Collect every line that includes the string "JSON".

┄┄┄┄┄┄┄┄┄┄

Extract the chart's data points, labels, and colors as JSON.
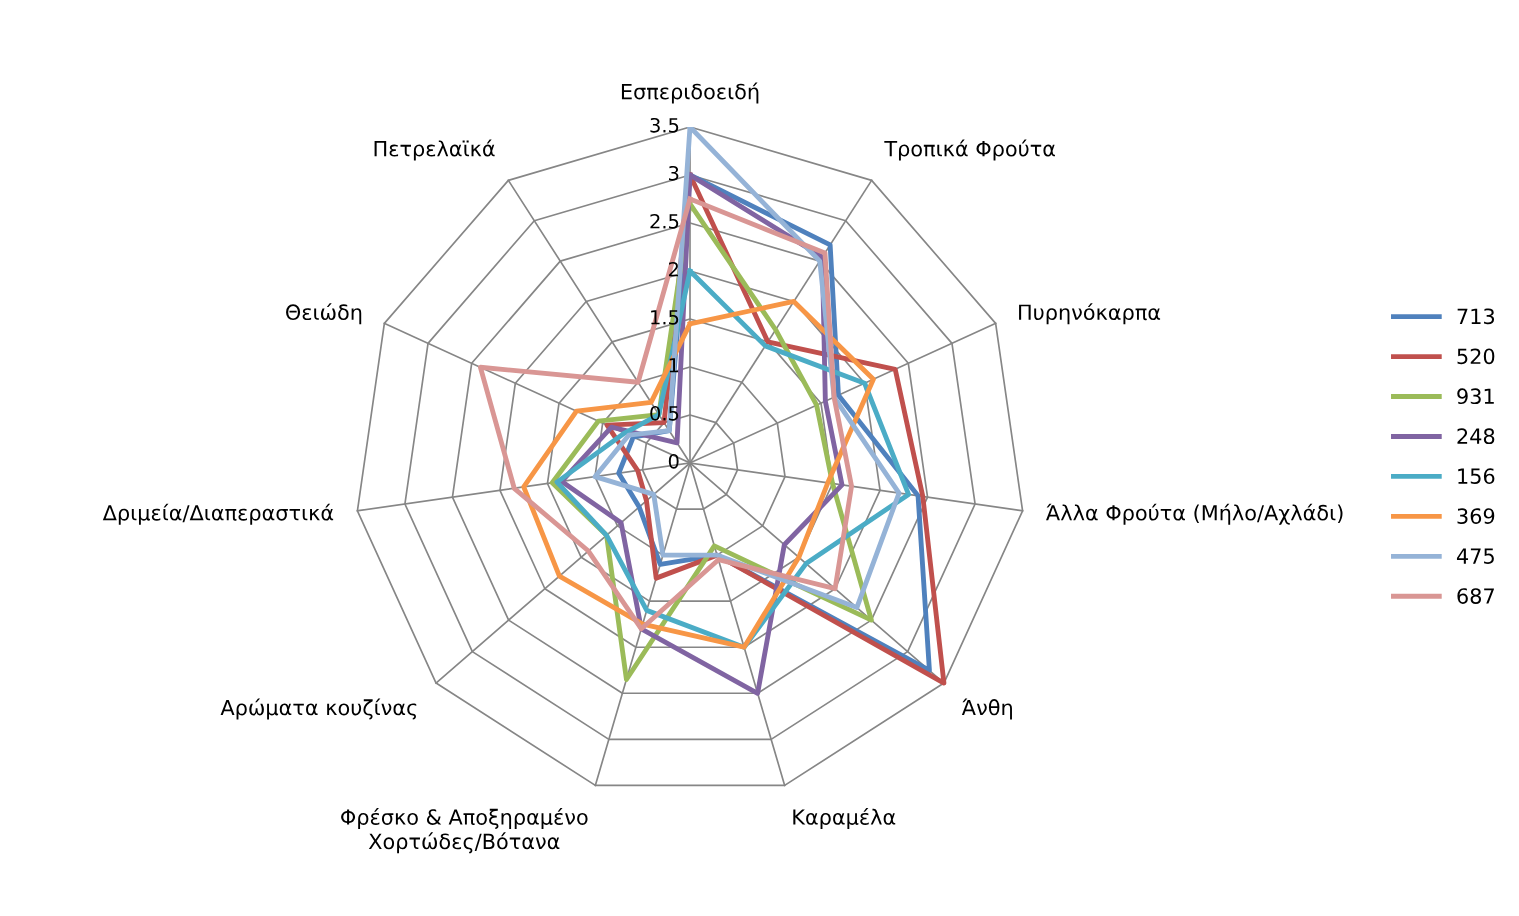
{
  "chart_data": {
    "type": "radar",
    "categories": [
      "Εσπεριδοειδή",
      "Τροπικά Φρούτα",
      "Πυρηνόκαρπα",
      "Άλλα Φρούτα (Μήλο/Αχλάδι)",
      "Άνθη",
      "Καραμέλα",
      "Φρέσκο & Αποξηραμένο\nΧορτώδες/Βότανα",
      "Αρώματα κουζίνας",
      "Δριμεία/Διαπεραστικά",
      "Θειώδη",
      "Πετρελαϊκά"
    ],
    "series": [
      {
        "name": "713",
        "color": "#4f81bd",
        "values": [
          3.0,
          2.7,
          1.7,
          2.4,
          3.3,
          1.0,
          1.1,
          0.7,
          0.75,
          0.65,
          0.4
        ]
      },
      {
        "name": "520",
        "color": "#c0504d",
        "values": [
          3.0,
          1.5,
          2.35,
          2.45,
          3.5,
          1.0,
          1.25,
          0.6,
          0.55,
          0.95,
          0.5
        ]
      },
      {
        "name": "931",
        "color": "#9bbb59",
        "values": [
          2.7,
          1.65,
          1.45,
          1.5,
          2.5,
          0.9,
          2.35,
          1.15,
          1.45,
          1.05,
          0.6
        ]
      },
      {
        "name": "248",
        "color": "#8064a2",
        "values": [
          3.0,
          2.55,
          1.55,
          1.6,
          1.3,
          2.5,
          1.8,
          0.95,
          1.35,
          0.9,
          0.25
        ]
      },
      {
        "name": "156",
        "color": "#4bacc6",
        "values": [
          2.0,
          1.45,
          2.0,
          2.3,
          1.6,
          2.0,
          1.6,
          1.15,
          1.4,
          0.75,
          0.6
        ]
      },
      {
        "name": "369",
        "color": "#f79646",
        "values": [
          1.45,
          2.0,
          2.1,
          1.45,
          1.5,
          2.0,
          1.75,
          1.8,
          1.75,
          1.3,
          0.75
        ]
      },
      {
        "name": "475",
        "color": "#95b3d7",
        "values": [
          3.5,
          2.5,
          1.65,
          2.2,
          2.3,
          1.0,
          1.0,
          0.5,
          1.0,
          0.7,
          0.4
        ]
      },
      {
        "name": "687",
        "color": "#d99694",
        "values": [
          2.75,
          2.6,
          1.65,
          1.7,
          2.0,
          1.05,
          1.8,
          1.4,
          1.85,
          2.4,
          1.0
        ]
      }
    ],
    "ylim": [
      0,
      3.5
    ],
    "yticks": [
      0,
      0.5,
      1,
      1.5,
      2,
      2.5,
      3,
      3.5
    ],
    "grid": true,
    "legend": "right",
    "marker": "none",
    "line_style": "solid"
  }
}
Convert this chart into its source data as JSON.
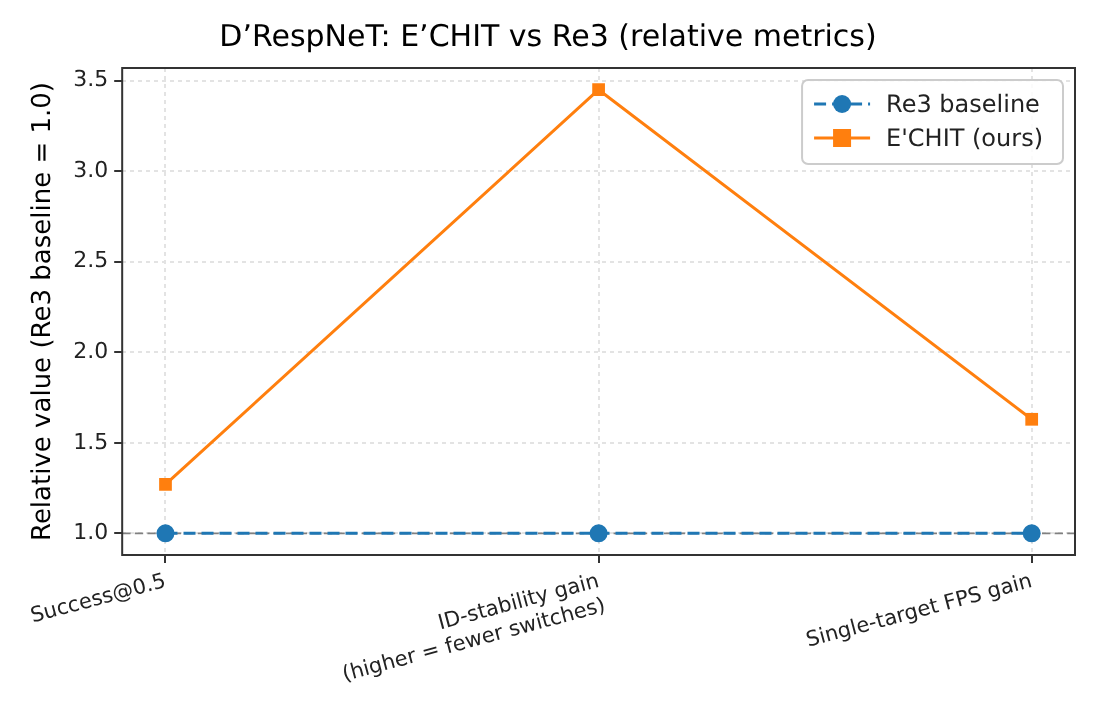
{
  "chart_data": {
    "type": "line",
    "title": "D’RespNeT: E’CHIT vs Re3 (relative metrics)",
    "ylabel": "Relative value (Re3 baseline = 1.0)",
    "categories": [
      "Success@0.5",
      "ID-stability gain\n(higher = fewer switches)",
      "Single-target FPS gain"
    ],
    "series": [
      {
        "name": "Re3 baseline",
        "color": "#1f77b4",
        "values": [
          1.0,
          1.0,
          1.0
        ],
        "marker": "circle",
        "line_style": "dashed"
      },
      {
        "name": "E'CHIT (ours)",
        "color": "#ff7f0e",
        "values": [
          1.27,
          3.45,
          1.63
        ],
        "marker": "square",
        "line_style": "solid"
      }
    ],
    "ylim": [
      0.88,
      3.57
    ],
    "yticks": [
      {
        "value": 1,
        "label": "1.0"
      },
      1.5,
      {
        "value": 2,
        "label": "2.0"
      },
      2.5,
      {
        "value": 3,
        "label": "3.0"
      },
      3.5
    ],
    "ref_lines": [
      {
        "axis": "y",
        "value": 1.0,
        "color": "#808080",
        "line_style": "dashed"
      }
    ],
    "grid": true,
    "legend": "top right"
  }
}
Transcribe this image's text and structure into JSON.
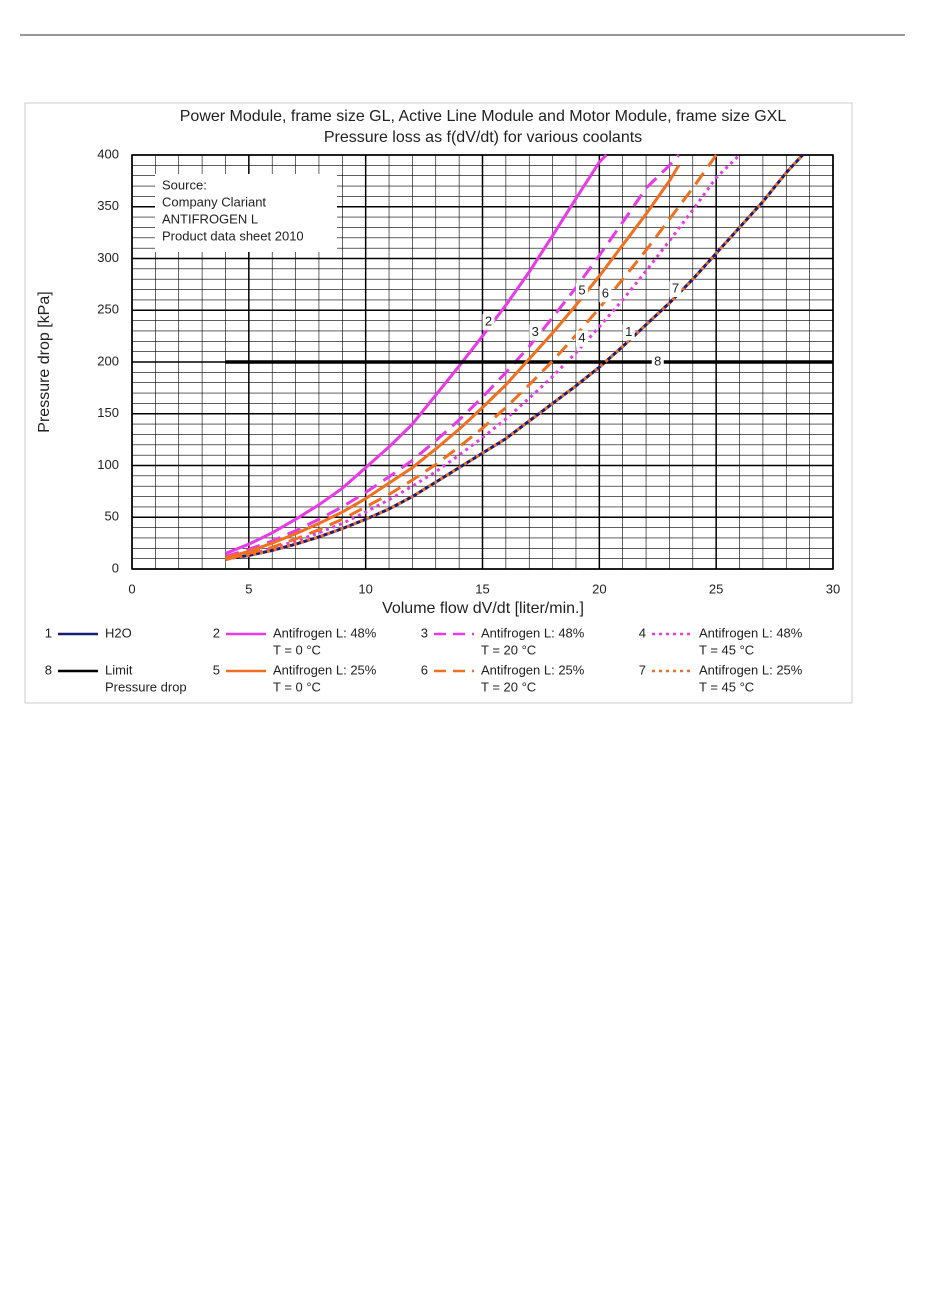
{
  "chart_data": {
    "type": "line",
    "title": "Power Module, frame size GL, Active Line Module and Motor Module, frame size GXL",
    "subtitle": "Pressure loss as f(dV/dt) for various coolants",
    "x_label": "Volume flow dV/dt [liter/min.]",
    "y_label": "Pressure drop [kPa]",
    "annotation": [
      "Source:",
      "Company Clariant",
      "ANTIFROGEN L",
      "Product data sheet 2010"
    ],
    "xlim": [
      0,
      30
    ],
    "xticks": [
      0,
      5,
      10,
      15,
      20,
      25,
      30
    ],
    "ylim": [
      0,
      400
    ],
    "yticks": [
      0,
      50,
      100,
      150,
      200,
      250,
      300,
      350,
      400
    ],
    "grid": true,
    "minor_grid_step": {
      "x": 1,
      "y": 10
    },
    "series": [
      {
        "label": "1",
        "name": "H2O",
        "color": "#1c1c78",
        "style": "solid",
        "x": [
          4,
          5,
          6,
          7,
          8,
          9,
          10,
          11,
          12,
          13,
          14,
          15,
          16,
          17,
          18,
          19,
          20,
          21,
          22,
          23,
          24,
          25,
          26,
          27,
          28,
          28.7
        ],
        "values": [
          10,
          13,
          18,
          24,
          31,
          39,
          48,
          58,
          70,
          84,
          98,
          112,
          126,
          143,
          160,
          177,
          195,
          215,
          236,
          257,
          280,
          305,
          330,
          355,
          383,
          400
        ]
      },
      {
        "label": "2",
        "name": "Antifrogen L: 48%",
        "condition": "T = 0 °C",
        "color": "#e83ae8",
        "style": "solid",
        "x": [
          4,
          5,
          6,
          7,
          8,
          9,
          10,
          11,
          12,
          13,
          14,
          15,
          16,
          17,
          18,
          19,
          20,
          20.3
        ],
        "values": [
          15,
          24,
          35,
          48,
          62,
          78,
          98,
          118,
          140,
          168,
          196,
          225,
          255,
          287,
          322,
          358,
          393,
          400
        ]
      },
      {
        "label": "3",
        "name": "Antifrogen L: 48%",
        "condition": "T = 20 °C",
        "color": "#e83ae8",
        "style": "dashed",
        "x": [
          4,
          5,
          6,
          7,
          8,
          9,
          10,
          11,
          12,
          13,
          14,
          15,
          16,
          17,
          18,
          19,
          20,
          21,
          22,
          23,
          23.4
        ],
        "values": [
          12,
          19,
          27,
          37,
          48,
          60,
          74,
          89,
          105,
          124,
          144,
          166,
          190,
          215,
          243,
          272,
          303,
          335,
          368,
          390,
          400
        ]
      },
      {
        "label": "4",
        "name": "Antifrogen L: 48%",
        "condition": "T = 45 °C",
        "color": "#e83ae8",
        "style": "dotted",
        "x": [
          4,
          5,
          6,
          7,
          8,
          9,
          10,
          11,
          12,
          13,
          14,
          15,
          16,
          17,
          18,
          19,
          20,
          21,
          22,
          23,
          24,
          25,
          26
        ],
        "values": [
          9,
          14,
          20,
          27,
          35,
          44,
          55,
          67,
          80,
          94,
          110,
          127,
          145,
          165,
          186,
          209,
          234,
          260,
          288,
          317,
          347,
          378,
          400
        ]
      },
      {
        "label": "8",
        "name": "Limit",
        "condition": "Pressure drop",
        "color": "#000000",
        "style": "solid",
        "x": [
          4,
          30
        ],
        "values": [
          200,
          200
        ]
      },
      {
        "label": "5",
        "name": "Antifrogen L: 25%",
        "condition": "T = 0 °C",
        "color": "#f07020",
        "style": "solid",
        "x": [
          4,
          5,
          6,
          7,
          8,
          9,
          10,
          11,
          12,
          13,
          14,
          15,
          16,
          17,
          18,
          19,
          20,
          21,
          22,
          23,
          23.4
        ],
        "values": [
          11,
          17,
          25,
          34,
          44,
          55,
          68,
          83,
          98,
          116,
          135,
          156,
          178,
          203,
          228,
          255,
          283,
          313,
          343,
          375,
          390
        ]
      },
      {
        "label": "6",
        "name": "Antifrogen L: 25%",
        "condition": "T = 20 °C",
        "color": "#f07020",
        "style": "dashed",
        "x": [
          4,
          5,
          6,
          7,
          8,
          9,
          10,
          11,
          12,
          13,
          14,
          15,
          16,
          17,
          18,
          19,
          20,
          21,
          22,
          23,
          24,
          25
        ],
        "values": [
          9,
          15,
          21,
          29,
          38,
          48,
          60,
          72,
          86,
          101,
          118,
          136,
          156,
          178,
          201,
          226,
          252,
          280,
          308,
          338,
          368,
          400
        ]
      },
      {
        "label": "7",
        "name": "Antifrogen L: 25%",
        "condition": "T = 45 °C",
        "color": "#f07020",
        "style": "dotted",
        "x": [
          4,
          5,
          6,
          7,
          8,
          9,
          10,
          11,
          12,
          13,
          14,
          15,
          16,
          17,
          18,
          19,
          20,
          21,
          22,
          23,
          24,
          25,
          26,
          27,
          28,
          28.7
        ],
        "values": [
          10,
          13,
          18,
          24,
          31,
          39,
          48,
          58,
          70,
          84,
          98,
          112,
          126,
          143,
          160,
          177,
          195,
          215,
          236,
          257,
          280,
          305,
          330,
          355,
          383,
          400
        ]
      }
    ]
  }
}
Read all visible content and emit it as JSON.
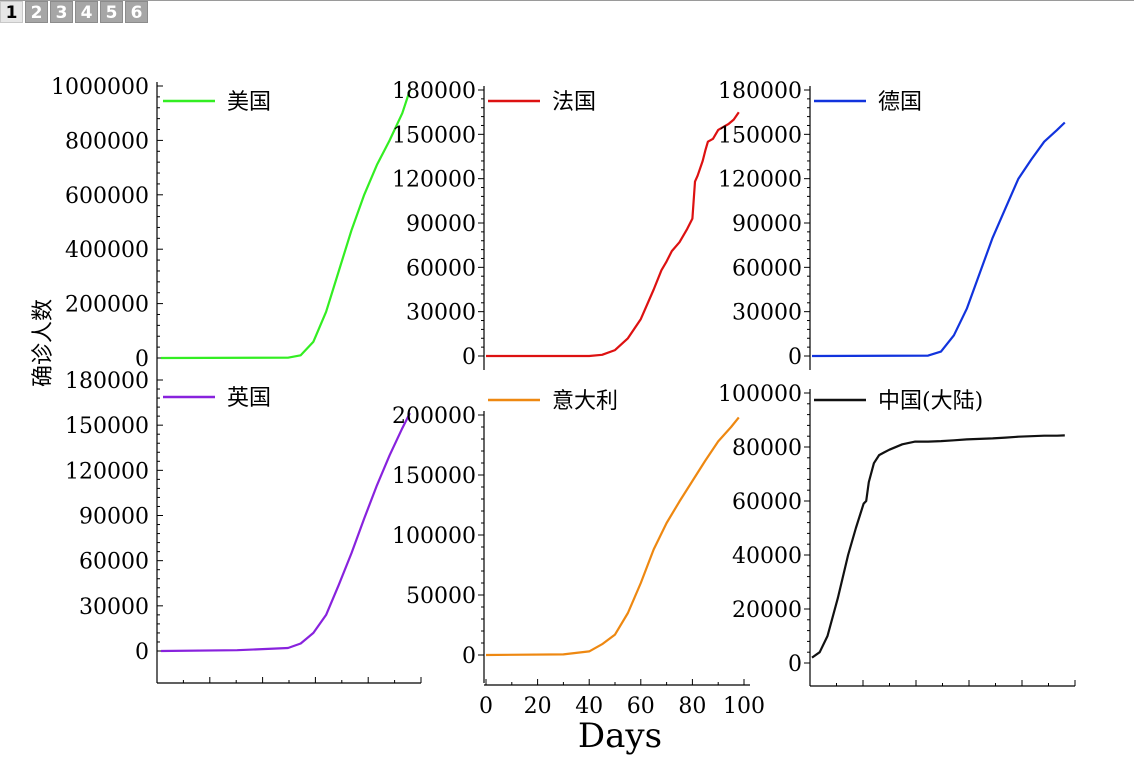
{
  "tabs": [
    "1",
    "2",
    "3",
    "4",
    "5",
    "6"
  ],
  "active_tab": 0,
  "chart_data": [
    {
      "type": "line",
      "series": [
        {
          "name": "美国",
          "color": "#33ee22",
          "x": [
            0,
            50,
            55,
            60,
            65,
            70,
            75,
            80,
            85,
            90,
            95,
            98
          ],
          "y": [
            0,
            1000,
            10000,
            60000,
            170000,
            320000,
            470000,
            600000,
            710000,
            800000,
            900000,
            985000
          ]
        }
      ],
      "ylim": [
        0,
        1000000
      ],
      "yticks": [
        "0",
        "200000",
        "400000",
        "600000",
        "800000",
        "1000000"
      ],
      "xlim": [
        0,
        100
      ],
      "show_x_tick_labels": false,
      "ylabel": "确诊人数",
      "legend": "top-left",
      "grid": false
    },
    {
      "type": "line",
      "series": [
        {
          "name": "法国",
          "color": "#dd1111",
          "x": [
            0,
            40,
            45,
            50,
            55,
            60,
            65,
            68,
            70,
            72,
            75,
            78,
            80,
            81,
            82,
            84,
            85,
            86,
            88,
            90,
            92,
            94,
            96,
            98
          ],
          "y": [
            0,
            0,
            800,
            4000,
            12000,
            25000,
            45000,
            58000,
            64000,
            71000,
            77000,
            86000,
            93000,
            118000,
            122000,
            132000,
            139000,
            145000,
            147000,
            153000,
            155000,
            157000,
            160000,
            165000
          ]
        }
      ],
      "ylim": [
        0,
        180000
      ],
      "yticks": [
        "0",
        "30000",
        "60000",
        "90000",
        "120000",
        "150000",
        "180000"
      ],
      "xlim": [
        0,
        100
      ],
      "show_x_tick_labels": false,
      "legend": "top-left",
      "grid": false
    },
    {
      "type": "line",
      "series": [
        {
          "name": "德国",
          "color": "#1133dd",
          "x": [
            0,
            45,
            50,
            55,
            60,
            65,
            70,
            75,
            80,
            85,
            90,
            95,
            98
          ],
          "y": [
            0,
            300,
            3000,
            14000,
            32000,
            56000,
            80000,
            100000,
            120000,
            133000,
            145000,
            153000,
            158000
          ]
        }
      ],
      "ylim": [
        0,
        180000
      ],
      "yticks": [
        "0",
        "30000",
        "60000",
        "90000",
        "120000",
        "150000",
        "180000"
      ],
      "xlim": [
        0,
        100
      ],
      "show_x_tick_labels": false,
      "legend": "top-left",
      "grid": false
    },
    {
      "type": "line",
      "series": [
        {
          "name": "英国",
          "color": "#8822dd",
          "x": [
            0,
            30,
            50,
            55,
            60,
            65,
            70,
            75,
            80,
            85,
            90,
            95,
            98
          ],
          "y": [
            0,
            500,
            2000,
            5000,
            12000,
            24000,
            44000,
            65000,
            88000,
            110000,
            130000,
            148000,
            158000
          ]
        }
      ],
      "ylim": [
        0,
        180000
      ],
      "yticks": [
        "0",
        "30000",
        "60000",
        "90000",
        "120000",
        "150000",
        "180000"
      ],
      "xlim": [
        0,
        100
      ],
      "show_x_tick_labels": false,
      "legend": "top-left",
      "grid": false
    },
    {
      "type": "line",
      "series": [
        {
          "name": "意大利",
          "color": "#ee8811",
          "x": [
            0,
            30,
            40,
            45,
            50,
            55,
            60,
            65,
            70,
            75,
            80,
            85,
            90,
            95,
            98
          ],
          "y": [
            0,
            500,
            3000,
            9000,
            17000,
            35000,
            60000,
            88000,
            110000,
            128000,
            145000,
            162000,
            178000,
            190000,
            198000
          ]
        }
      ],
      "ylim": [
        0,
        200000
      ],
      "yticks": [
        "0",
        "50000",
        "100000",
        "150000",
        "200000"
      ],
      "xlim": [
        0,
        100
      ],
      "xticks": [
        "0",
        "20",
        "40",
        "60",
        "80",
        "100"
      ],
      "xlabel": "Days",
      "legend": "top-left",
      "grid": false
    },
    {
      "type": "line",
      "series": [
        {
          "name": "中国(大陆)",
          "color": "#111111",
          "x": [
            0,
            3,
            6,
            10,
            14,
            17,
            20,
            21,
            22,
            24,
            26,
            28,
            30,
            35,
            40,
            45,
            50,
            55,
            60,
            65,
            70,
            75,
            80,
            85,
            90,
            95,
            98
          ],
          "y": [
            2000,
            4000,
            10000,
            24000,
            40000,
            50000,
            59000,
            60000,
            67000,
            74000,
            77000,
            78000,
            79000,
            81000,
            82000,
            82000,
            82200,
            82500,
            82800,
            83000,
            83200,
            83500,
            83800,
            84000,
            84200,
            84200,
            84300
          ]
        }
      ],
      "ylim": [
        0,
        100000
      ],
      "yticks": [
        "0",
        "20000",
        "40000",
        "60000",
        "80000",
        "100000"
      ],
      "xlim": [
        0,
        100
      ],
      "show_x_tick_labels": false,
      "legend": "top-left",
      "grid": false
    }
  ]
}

┄┄┄┄┄┄┄┄┄┄

__Task response__
Extract the chart's data points, labels, and colors as JSON.
Convert this chart into its source data as JSON.
Transcribe this image's text and structure into JSON.
Read all visible content and emit it as JSON.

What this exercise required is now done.